Leave the pictures out. Return all other data exactly.

**** DATA FOR PROCESSING

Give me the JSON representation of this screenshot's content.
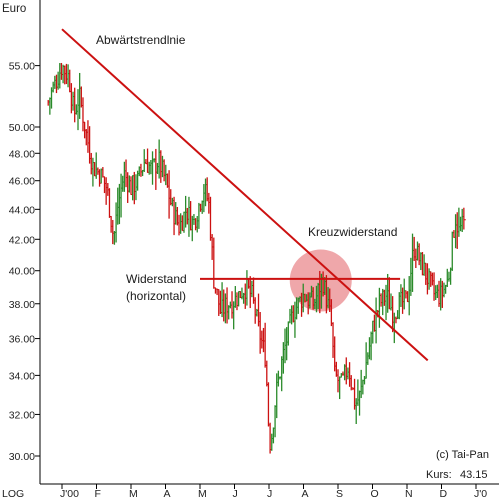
{
  "chart_data": {
    "type": "line",
    "y_unit_label": "Euro",
    "y_scale": "log",
    "y_scale_label": "LOG",
    "ylim": [
      29,
      59
    ],
    "y_ticks": [
      30,
      32,
      34,
      36,
      38,
      40,
      42,
      44,
      46,
      48,
      50,
      55
    ],
    "y_tick_labels": [
      "30.00",
      "32.00",
      "34.00",
      "36.00",
      "38.00",
      "40.00",
      "42.00",
      "44.00",
      "46.00",
      "48.00",
      "50.00",
      "55.00"
    ],
    "x_tick_labels": [
      "J'00",
      "F",
      "M",
      "A",
      "M",
      "J",
      "J",
      "A",
      "S",
      "O",
      "N",
      "D",
      "J'0"
    ],
    "x_tick_values": [
      0,
      1,
      2,
      3,
      4,
      5,
      6,
      7,
      8,
      9,
      10,
      11,
      12
    ],
    "price_points": [
      [
        -0.4,
        52
      ],
      [
        -0.2,
        53.5
      ],
      [
        0.0,
        55
      ],
      [
        0.2,
        54
      ],
      [
        0.35,
        51
      ],
      [
        0.5,
        52.5
      ],
      [
        0.7,
        49.5
      ],
      [
        0.9,
        47
      ],
      [
        1.1,
        46.5
      ],
      [
        1.3,
        45.5
      ],
      [
        1.5,
        42
      ],
      [
        1.6,
        44
      ],
      [
        1.8,
        46.5
      ],
      [
        2.0,
        45.5
      ],
      [
        2.2,
        46
      ],
      [
        2.4,
        47.5
      ],
      [
        2.6,
        46.8
      ],
      [
        2.8,
        47.5
      ],
      [
        3.0,
        46
      ],
      [
        3.2,
        44
      ],
      [
        3.4,
        42.8
      ],
      [
        3.6,
        44
      ],
      [
        3.8,
        43
      ],
      [
        4.0,
        44.5
      ],
      [
        4.1,
        45.5
      ],
      [
        4.25,
        44.5
      ],
      [
        4.4,
        39.5
      ],
      [
        4.6,
        37.5
      ],
      [
        4.8,
        38
      ],
      [
        5.0,
        38.2
      ],
      [
        5.3,
        39
      ],
      [
        5.5,
        38.5
      ],
      [
        5.7,
        36.5
      ],
      [
        5.9,
        35
      ],
      [
        6.0,
        31
      ],
      [
        6.05,
        30.5
      ],
      [
        6.2,
        33
      ],
      [
        6.4,
        35
      ],
      [
        6.7,
        37.5
      ],
      [
        7.0,
        38.5
      ],
      [
        7.3,
        38
      ],
      [
        7.55,
        39.5
      ],
      [
        7.8,
        37
      ],
      [
        7.9,
        34
      ],
      [
        8.1,
        33.5
      ],
      [
        8.3,
        34.5
      ],
      [
        8.5,
        32.5
      ],
      [
        8.65,
        33
      ],
      [
        8.8,
        34.5
      ],
      [
        9.0,
        36.5
      ],
      [
        9.2,
        38
      ],
      [
        9.4,
        38.5
      ],
      [
        9.6,
        37.5
      ],
      [
        9.8,
        38
      ],
      [
        10.0,
        38.2
      ],
      [
        10.2,
        41.5
      ],
      [
        10.4,
        40.5
      ],
      [
        10.6,
        39.5
      ],
      [
        10.8,
        38.5
      ],
      [
        11.0,
        38.5
      ],
      [
        11.2,
        39.5
      ],
      [
        11.4,
        43.5
      ],
      [
        11.5,
        42.5
      ],
      [
        11.65,
        43
      ]
    ],
    "trendline": {
      "label": "Abwärtstrendlnie",
      "points": [
        [
          0.0,
          58.2
        ],
        [
          10.6,
          34.8
        ]
      ]
    },
    "resistance_line": {
      "label": "Widerstand\n(horizontal)",
      "y": 39.5,
      "x_range": [
        4.0,
        9.8
      ]
    },
    "cross_resistance": {
      "label": "Kreuzwiderstand",
      "x": 7.5,
      "y": 39.4
    },
    "credit": "(c) Tai-Pan",
    "price_label": "Kurs:",
    "price_value": "43.15",
    "colors": {
      "trendline": "#cc1111",
      "circle": "#e98a8e",
      "candle_up": "#2a8a2a",
      "candle_down": "#cc1111",
      "axis": "#000000"
    }
  }
}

********

### CORRECT ANSWER
Give me the JSON representation of this screenshot's content.
{
  "chart_data": {
    "type": "line",
    "y_unit_label": "Euro",
    "y_scale": "log",
    "y_scale_label": "LOG",
    "ylim": [
      29,
      59
    ],
    "y_ticks": [
      30,
      32,
      34,
      36,
      38,
      40,
      42,
      44,
      46,
      48,
      50,
      55
    ],
    "y_tick_labels": [
      "30.00",
      "32.00",
      "34.00",
      "36.00",
      "38.00",
      "40.00",
      "42.00",
      "44.00",
      "46.00",
      "48.00",
      "50.00",
      "55.00"
    ],
    "x_tick_labels": [
      "J'00",
      "F",
      "M",
      "A",
      "M",
      "J",
      "J",
      "A",
      "S",
      "O",
      "N",
      "D",
      "J'0"
    ],
    "x_tick_values": [
      0,
      1,
      2,
      3,
      4,
      5,
      6,
      7,
      8,
      9,
      10,
      11,
      12
    ],
    "price_points": [
      [
        -0.4,
        52
      ],
      [
        -0.2,
        53.5
      ],
      [
        0.0,
        55
      ],
      [
        0.2,
        54
      ],
      [
        0.35,
        51
      ],
      [
        0.5,
        52.5
      ],
      [
        0.7,
        49.5
      ],
      [
        0.9,
        47
      ],
      [
        1.1,
        46.5
      ],
      [
        1.3,
        45.5
      ],
      [
        1.5,
        42
      ],
      [
        1.6,
        44
      ],
      [
        1.8,
        46.5
      ],
      [
        2.0,
        45.5
      ],
      [
        2.2,
        46
      ],
      [
        2.4,
        47.5
      ],
      [
        2.6,
        46.8
      ],
      [
        2.8,
        47.5
      ],
      [
        3.0,
        46
      ],
      [
        3.2,
        44
      ],
      [
        3.4,
        42.8
      ],
      [
        3.6,
        44
      ],
      [
        3.8,
        43
      ],
      [
        4.0,
        44.5
      ],
      [
        4.1,
        45.5
      ],
      [
        4.25,
        44.5
      ],
      [
        4.4,
        39.5
      ],
      [
        4.6,
        37.5
      ],
      [
        4.8,
        38
      ],
      [
        5.0,
        38.2
      ],
      [
        5.3,
        39
      ],
      [
        5.5,
        38.5
      ],
      [
        5.7,
        36.5
      ],
      [
        5.9,
        35
      ],
      [
        6.0,
        31
      ],
      [
        6.05,
        30.5
      ],
      [
        6.2,
        33
      ],
      [
        6.4,
        35
      ],
      [
        6.7,
        37.5
      ],
      [
        7.0,
        38.5
      ],
      [
        7.3,
        38
      ],
      [
        7.55,
        39.5
      ],
      [
        7.8,
        37
      ],
      [
        7.9,
        34
      ],
      [
        8.1,
        33.5
      ],
      [
        8.3,
        34.5
      ],
      [
        8.5,
        32.5
      ],
      [
        8.65,
        33
      ],
      [
        8.8,
        34.5
      ],
      [
        9.0,
        36.5
      ],
      [
        9.2,
        38
      ],
      [
        9.4,
        38.5
      ],
      [
        9.6,
        37.5
      ],
      [
        9.8,
        38
      ],
      [
        10.0,
        38.2
      ],
      [
        10.2,
        41.5
      ],
      [
        10.4,
        40.5
      ],
      [
        10.6,
        39.5
      ],
      [
        10.8,
        38.5
      ],
      [
        11.0,
        38.5
      ],
      [
        11.2,
        39.5
      ],
      [
        11.4,
        43.5
      ],
      [
        11.5,
        42.5
      ],
      [
        11.65,
        43
      ]
    ],
    "trendline": {
      "label": "Abwärtstrendlnie",
      "points": [
        [
          0.0,
          58.2
        ],
        [
          10.6,
          34.8
        ]
      ]
    },
    "resistance_line": {
      "label": "Widerstand\n(horizontal)",
      "y": 39.5,
      "x_range": [
        4.0,
        9.8
      ]
    },
    "cross_resistance": {
      "label": "Kreuzwiderstand",
      "x": 7.5,
      "y": 39.4
    },
    "credit": "(c) Tai-Pan",
    "price_label": "Kurs:",
    "price_value": "43.15",
    "colors": {
      "trendline": "#cc1111",
      "circle": "#e98a8e",
      "candle_up": "#2a8a2a",
      "candle_down": "#cc1111",
      "axis": "#000000"
    }
  }
}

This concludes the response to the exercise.